Objective |
Which lines hold the string "服务标兵演讲稿"? Copy every one of them.
# Start of Supplied records
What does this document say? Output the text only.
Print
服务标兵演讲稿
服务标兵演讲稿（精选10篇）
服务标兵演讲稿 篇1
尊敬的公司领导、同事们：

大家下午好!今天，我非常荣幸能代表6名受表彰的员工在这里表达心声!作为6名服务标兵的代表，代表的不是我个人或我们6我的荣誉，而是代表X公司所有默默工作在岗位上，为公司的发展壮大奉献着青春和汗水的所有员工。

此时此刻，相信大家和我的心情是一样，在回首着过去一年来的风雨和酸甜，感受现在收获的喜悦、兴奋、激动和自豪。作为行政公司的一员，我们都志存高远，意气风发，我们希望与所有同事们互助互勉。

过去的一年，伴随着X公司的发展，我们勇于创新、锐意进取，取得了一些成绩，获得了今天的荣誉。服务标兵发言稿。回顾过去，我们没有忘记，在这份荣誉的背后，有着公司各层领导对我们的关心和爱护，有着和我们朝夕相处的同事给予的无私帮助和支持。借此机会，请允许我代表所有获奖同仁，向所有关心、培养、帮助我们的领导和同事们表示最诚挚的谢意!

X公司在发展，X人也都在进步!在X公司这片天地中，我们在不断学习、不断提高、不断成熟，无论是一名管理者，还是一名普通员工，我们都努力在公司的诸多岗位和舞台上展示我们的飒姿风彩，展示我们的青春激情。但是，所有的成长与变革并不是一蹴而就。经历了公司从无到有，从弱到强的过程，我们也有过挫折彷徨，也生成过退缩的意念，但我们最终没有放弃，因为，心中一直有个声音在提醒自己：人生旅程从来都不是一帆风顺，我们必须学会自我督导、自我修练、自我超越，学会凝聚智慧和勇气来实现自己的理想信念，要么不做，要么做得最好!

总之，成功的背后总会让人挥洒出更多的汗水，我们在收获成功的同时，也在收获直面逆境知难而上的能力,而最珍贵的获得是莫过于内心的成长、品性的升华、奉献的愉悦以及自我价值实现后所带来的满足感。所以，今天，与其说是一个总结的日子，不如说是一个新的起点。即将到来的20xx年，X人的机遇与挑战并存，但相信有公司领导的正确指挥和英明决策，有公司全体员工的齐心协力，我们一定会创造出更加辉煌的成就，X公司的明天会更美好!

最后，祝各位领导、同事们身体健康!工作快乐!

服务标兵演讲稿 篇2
# End of Supplied records
Solved problem |
服务标兵演讲稿
服务标兵演讲稿（精选10篇）
服务标兵演讲稿 篇1
服务标兵演讲稿 篇2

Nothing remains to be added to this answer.